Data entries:
····················
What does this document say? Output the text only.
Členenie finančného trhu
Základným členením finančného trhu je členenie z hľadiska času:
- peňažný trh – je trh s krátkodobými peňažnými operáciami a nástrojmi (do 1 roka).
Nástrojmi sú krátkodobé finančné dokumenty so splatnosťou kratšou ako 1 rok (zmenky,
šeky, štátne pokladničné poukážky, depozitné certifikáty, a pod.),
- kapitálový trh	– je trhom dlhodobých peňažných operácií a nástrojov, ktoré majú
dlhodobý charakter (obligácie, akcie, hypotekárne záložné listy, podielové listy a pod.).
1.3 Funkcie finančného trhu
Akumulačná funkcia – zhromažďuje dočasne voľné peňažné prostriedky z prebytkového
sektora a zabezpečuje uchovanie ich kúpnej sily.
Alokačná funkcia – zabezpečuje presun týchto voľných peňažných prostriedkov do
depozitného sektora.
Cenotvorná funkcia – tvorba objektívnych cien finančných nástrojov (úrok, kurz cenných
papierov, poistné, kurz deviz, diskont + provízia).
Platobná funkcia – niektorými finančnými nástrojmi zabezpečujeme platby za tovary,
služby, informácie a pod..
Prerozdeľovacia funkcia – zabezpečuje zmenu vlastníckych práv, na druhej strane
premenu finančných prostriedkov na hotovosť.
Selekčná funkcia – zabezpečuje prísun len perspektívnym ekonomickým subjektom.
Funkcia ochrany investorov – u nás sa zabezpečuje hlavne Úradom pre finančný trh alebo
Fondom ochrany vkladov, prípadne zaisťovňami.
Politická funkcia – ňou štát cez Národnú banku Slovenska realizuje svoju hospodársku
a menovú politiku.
····················
Print every record exactly as it was given.

What does this document say? Output the text only.
Členenie finančného trhu
Základným členením finančného trhu je členenie z hľadiska času:
- peňažný trh – je trh s krátkodobými peňažnými operáciami a nástrojmi (do 1 roka).
Nástrojmi sú krátkodobé finančné dokumenty so splatnosťou kratšou ako 1 rok (zmenky,
šeky, štátne pokladničné poukážky, depozitné certifikáty, a pod.),
- kapitálový trh	– je trhom dlhodobých peňažných operácií a nástrojov, ktoré majú
dlhodobý charakter (obligácie, akcie, hypotekárne záložné listy, podielové listy a pod.).
1.3 Funkcie finančného trhu
Akumulačná funkcia – zhromažďuje dočasne voľné peňažné prostriedky z prebytkového
sektora a zabezpečuje uchovanie ich kúpnej sily.
Alokačná funkcia – zabezpečuje presun týchto voľných peňažných prostriedkov do
depozitného sektora.
Cenotvorná funkcia – tvorba objektívnych cien finančných nástrojov (úrok, kurz cenných
papierov, poistné, kurz deviz, diskont + provízia).
Platobná funkcia – niektorými finančnými nástrojmi zabezpečujeme platby za tovary,
služby, informácie a pod..
Prerozdeľovacia funkcia – zabezpečuje zmenu vlastníckych práv, na druhej strane
premenu finančných prostriedkov na hotovosť.
Selekčná funkcia – zabezpečuje prísun len perspektívnym ekonomickým subjektom.
Funkcia ochrany investorov – u nás sa zabezpečuje hlavne Úradom pre finančný trh alebo
Fondom ochrany vkladov, prípadne zaisťovňami.
Politická funkcia – ňou štát cez Národnú banku Slovenska realizuje svoju hospodársku
a menovú politiku.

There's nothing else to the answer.